**PROMPT**: Carry on the biography of Albert Lind, picking up right after its final sentence.

─── DOCUMENT TEXT

Member of the Victorian Legislative Assembly for Gippsland East
- In office 21 October 1920 – 1 June 1961
- Preceded by: James Cameron
- Succeeded by: Bruce Evans

Personal details
- Born: Albert Eli Lind 21 February 1878 East Charlton, Victoria
- Died: 26 June 1964 (aged 86) Bairnsdale, Victoria, Australia
- Party: United Country Party
- Other political affiliations: Victorian Farmers' Union
- Spouse: Flora Catherine Arthur ​ ​(m. 1904)​
- Relations: Alan Lind (nephew)

= Albert Lind =

Australian politician (1878–1964)

Sir Albert Eli Lind (21 February 1878 – 26 June 1964) was an Australian politician.

==Early life==
Lind was born in 1878 in East Charlton, Victoria, the son of Oliver Nicholas Lind, a farmer from Denmark, and his Welsh wife Mary Ann Clay. In 1882, drought forced the family to move to East Gippsland where Lind was educated at Lucknow, and then to Bairnsdale in 1884 where he attended Bairnsdale state school. By the age of 12, he was a builder's apprentice and worked in several trades. In 1904, then just married, Lind selected a 640 acre property at Mount Taylor, where he established a dairy farm with his brother Ernie.

──────
─── EXTRACTED INFORMATION

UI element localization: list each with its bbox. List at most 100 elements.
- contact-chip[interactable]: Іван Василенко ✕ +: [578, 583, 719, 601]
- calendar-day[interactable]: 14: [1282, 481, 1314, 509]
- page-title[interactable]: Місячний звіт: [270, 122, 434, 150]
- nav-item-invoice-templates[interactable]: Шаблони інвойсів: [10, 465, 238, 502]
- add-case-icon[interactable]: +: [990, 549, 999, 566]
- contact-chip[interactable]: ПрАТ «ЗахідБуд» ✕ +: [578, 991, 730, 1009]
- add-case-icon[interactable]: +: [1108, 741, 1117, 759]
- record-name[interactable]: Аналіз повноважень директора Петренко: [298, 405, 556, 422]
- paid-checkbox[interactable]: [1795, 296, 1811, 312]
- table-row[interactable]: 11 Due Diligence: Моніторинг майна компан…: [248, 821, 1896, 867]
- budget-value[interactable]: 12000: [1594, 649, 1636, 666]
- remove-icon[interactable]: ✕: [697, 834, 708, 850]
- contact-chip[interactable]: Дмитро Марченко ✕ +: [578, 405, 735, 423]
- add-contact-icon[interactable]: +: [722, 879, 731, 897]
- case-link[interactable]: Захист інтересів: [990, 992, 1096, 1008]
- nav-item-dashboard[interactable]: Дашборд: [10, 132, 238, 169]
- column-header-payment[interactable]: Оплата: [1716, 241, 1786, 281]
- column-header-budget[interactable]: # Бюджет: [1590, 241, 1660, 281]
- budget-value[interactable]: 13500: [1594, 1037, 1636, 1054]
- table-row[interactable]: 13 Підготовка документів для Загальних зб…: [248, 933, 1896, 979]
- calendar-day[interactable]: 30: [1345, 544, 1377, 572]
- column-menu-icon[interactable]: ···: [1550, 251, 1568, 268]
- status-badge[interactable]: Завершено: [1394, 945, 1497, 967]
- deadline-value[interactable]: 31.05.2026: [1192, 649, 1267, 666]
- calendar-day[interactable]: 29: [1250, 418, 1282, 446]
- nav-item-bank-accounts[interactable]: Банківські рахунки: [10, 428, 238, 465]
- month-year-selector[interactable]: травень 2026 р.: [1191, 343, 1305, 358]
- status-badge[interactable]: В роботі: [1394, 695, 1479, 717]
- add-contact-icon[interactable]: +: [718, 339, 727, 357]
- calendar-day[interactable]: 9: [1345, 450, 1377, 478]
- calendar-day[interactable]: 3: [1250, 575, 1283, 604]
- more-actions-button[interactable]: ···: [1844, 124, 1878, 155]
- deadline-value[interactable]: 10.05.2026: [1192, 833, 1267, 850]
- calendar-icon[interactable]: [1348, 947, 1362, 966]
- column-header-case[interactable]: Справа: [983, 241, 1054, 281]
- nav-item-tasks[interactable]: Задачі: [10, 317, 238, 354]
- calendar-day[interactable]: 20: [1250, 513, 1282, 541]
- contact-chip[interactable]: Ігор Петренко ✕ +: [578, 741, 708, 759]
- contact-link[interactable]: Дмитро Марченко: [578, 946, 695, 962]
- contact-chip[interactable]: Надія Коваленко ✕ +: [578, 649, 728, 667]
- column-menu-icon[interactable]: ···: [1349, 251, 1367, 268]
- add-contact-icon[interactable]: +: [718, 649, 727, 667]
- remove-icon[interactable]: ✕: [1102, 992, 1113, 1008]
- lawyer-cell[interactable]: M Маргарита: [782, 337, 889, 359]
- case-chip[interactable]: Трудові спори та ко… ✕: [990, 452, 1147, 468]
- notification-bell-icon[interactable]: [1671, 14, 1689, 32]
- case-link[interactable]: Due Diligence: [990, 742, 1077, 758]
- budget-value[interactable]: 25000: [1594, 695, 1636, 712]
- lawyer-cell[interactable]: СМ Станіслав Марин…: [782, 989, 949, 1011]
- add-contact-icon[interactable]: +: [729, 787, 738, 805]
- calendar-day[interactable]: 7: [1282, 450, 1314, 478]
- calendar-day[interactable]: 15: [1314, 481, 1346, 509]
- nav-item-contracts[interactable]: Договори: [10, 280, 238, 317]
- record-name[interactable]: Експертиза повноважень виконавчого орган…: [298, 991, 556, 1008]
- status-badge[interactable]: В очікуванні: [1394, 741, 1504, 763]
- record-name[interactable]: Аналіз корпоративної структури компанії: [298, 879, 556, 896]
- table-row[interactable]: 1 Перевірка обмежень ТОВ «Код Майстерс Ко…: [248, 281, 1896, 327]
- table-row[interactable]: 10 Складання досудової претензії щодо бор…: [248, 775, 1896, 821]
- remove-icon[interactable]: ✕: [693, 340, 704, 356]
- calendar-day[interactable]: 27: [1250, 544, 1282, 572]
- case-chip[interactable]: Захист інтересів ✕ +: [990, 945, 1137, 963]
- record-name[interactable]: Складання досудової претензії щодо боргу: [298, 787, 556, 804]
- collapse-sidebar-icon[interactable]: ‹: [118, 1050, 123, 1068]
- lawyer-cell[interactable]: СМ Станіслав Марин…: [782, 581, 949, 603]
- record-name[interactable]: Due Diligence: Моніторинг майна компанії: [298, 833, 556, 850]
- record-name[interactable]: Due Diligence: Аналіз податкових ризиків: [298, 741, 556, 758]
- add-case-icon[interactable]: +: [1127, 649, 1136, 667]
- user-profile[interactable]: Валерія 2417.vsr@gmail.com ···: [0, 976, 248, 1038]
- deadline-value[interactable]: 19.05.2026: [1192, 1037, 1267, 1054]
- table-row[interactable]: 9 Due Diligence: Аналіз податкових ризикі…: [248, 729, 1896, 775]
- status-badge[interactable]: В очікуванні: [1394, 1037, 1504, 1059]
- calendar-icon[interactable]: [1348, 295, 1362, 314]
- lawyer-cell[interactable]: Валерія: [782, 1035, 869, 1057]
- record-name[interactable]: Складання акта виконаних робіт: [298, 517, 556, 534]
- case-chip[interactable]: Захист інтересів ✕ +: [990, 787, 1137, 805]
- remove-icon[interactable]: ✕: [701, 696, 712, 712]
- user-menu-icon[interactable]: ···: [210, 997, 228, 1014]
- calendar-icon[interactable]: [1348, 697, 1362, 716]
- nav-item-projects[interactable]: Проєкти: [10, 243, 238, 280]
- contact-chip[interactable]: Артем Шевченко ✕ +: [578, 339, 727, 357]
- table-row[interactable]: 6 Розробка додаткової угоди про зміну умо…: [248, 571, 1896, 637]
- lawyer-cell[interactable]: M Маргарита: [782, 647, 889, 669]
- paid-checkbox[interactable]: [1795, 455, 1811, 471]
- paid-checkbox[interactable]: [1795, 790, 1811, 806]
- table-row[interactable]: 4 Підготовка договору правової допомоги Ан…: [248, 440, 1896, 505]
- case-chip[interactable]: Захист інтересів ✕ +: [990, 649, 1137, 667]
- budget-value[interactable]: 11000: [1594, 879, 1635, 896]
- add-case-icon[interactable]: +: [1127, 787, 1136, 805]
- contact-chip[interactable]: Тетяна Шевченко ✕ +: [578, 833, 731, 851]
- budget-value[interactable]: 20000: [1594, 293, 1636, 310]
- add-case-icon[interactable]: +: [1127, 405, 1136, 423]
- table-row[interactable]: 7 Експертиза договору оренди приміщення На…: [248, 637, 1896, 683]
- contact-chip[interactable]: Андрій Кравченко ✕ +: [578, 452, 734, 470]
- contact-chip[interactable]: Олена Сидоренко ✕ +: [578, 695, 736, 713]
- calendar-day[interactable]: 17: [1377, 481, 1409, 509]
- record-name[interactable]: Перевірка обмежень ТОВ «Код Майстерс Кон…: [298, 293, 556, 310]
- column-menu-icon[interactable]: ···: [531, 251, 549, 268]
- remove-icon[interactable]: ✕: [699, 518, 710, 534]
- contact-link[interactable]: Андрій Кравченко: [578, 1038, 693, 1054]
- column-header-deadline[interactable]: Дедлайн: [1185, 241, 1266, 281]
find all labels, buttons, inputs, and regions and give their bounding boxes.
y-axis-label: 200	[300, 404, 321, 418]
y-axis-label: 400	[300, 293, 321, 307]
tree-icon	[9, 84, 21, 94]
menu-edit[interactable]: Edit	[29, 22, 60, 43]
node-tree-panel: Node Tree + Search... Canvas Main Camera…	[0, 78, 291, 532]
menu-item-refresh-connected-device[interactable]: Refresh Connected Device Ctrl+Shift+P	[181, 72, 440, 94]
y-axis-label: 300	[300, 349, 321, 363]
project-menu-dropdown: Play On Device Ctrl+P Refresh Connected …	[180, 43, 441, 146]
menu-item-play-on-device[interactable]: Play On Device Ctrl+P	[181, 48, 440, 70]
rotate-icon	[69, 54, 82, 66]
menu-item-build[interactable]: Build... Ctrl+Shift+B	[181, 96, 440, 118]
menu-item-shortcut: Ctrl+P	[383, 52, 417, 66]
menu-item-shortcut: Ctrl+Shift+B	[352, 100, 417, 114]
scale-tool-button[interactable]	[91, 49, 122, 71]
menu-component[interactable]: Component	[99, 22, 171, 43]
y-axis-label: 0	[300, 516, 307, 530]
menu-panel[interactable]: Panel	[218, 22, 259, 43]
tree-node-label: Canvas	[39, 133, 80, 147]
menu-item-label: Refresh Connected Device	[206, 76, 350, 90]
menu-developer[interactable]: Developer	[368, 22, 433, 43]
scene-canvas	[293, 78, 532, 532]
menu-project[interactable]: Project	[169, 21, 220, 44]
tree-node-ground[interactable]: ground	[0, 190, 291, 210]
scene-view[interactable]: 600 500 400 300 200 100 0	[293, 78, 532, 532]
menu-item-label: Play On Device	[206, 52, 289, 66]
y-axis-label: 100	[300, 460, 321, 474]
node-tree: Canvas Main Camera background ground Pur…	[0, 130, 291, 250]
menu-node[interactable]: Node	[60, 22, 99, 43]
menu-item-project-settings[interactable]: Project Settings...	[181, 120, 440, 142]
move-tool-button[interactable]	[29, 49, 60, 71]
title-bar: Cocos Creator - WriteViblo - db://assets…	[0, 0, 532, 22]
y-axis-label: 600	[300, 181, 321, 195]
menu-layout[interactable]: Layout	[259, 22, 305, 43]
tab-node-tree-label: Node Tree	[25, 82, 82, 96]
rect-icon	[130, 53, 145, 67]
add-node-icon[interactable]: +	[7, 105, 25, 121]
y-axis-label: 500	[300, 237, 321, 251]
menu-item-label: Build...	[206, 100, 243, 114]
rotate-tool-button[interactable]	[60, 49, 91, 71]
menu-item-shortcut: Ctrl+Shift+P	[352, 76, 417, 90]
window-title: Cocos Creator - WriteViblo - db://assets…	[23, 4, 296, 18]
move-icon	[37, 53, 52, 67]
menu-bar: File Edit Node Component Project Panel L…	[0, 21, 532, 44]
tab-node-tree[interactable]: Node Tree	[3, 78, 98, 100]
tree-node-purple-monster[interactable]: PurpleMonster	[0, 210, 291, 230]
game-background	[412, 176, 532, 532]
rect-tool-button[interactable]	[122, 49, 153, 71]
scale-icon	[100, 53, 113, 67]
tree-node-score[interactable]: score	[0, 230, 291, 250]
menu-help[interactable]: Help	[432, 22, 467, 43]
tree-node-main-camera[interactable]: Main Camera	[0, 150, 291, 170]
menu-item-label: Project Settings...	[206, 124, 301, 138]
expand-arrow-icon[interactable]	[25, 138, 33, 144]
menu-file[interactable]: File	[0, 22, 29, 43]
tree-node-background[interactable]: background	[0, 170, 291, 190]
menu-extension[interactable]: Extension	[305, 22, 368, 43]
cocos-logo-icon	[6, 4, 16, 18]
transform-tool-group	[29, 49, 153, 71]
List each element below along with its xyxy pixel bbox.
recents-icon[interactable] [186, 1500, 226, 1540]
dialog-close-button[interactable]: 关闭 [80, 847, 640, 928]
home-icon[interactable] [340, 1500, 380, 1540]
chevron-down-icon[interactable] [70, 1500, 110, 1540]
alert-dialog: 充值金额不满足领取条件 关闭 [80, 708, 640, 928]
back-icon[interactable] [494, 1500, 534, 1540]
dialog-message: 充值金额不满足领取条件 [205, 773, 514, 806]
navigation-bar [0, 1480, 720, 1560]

──────

**WRITTEN REPLY**:
==Political career==
Lind entered politics as a councillor for the Shire of Bairnsdale from 1914 to 1925. In October 1920, he was elected to the Victorian Legislative Assembly for the seat of Gippsland East for the Victorian Farmers' Union (VFU).

On 2 April, Lind was made Minister of Forests, Minister of Public Instruction, President of the Board of Land and Works and Commissioner of Crown Lands and Survey in Albert Dunstan's cabinet.

On 13 October 1937, Lind was voted deputy leader of the United Country Party in an unexpected ballot at the party's pre-sessional meeting, and therefore became Deputy Premier of Victoria.

When John McDonald won government in 1950, Lind resumed his portfolios of lands and forests, as well as the additional portfolio of soldier settlement.

Lind was knighted in the 1951 King's Birthday honours for his service in the Victorian Legislative Assembly.

==Family==
Lind married Flora Catherine Arthur on 31 August 1904 at Bairnsdale. They had four sons and five daughters.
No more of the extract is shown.